>>>>>

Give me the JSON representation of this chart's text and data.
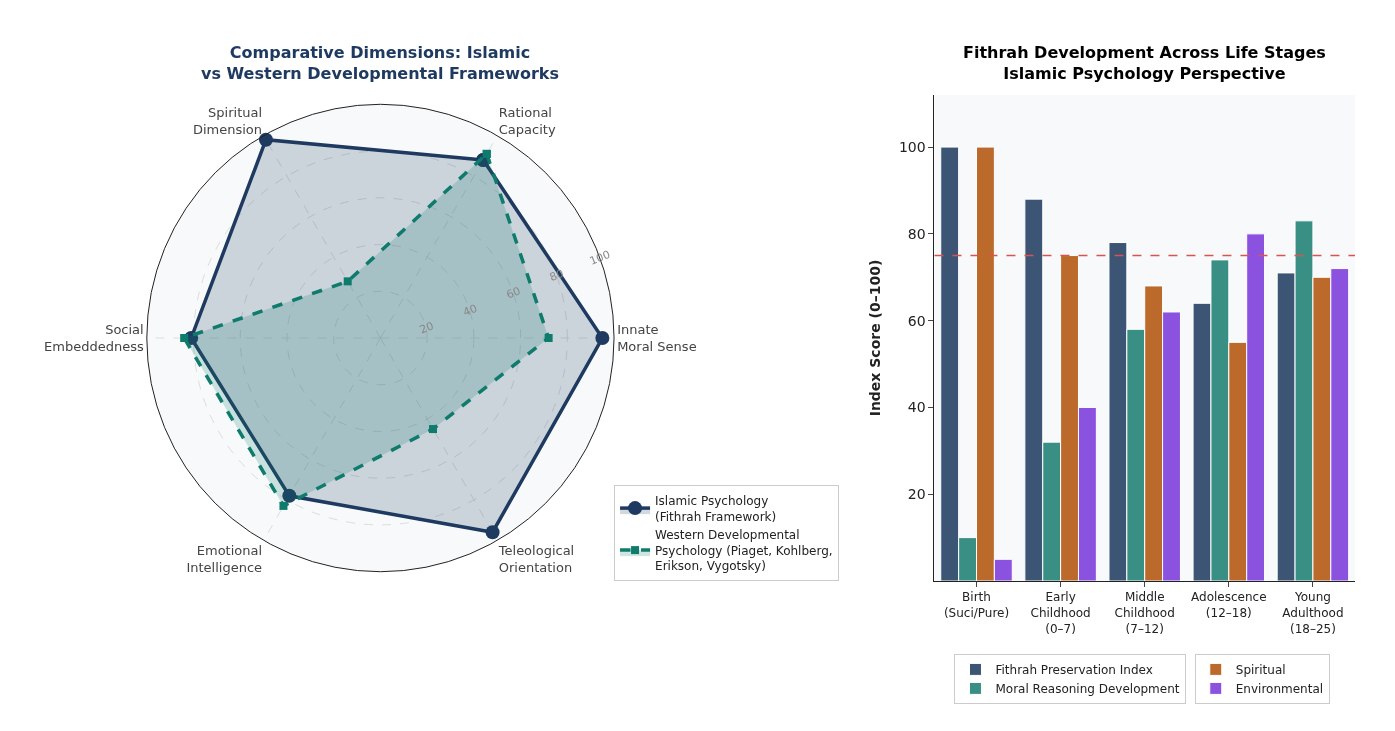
{
  "chart_data": [
    {
      "type": "radar",
      "title": "Comparative Dimensions: Islamic\nvs Western Developmental Frameworks",
      "categories": [
        "Rational\nCapacity",
        "Innate\nMoral Sense",
        "Teleological\nOrientation",
        "Emotional\nIntelligence",
        "Social\nEmbeddedness",
        "Spiritual\nDimension"
      ],
      "series": [
        {
          "name": "Islamic Psychology\n(Fithrah Framework)",
          "color": "#1f3a60",
          "values": [
            88,
            95,
            96,
            78,
            81,
            98
          ],
          "marker": "circle",
          "line_style": "solid"
        },
        {
          "name": "Western Developmental\nPsychology (Piaget, Kohlberg,\nErikson, Vygotsky)",
          "color": "#0f7b6c",
          "values": [
            91,
            72,
            45,
            83,
            84,
            28
          ],
          "marker": "square",
          "line_style": "dashed"
        }
      ],
      "ylim": [
        0,
        100
      ],
      "yticks": [
        20,
        40,
        60,
        80,
        100
      ],
      "grid": true,
      "legend": "bottom right"
    },
    {
      "type": "bar",
      "title": "Fithrah Development Across Life Stages\nIslamic Psychology Perspective",
      "ylabel": "Index Score (0–100)",
      "categories": [
        "Birth\n(Suci/Pure)",
        "Early\nChildhood\n(0–7)",
        "Middle\nChildhood\n(7–12)",
        "Adolescence\n(12–18)",
        "Young\nAdulthood\n(18–25)"
      ],
      "series": [
        {
          "name": "Fithrah Preservation Index",
          "color": "#3d5574",
          "values": [
            100,
            88,
            78,
            64,
            71
          ]
        },
        {
          "name": "Moral Reasoning Development",
          "color": "#3a8f85",
          "values": [
            10,
            32,
            58,
            74,
            83
          ]
        },
        {
          "name": "Spiritual",
          "color": "#bb6a2c",
          "values": [
            100,
            75,
            68,
            55,
            70
          ]
        },
        {
          "name": "Environmental",
          "color": "#8b52e0",
          "values": [
            5,
            40,
            62,
            80,
            72
          ]
        }
      ],
      "ylim": [
        0,
        112
      ],
      "yticks": [
        20,
        40,
        60,
        80,
        100
      ],
      "ref_lines": [
        {
          "axis": "y",
          "value": 75,
          "color": "#d9534f",
          "line_style": "dashed"
        }
      ],
      "grid": false,
      "legend": "bottom"
    }
  ]
}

<<<<<

SHORT TASK:
Pictures excluded, quote all the data above exactly.

TASK SOLUTION:
Give me the JSON representation of this chart's text and data.
{
  "chart_data": [
    {
      "type": "radar",
      "title": "Comparative Dimensions: Islamic\nvs Western Developmental Frameworks",
      "categories": [
        "Rational\nCapacity",
        "Innate\nMoral Sense",
        "Teleological\nOrientation",
        "Emotional\nIntelligence",
        "Social\nEmbeddedness",
        "Spiritual\nDimension"
      ],
      "series": [
        {
          "name": "Islamic Psychology\n(Fithrah Framework)",
          "color": "#1f3a60",
          "values": [
            88,
            95,
            96,
            78,
            81,
            98
          ],
          "marker": "circle",
          "line_style": "solid"
        },
        {
          "name": "Western Developmental\nPsychology (Piaget, Kohlberg,\nErikson, Vygotsky)",
          "color": "#0f7b6c",
          "values": [
            91,
            72,
            45,
            83,
            84,
            28
          ],
          "marker": "square",
          "line_style": "dashed"
        }
      ],
      "ylim": [
        0,
        100
      ],
      "yticks": [
        20,
        40,
        60,
        80,
        100
      ],
      "grid": true,
      "legend": "bottom right"
    },
    {
      "type": "bar",
      "title": "Fithrah Development Across Life Stages\nIslamic Psychology Perspective",
      "ylabel": "Index Score (0–100)",
      "categories": [
        "Birth\n(Suci/Pure)",
        "Early\nChildhood\n(0–7)",
        "Middle\nChildhood\n(7–12)",
        "Adolescence\n(12–18)",
        "Young\nAdulthood\n(18–25)"
      ],
      "series": [
        {
          "name": "Fithrah Preservation Index",
          "color": "#3d5574",
          "values": [
            100,
            88,
            78,
            64,
            71
          ]
        },
        {
          "name": "Moral Reasoning Development",
          "color": "#3a8f85",
          "values": [
            10,
            32,
            58,
            74,
            83
          ]
        },
        {
          "name": "Spiritual",
          "color": "#bb6a2c",
          "values": [
            100,
            75,
            68,
            55,
            70
          ]
        },
        {
          "name": "Environmental",
          "color": "#8b52e0",
          "values": [
            5,
            40,
            62,
            80,
            72
          ]
        }
      ],
      "ylim": [
        0,
        112
      ],
      "yticks": [
        20,
        40,
        60,
        80,
        100
      ],
      "ref_lines": [
        {
          "axis": "y",
          "value": 75,
          "color": "#d9534f",
          "line_style": "dashed"
        }
      ],
      "grid": false,
      "legend": "bottom"
    }
  ]
}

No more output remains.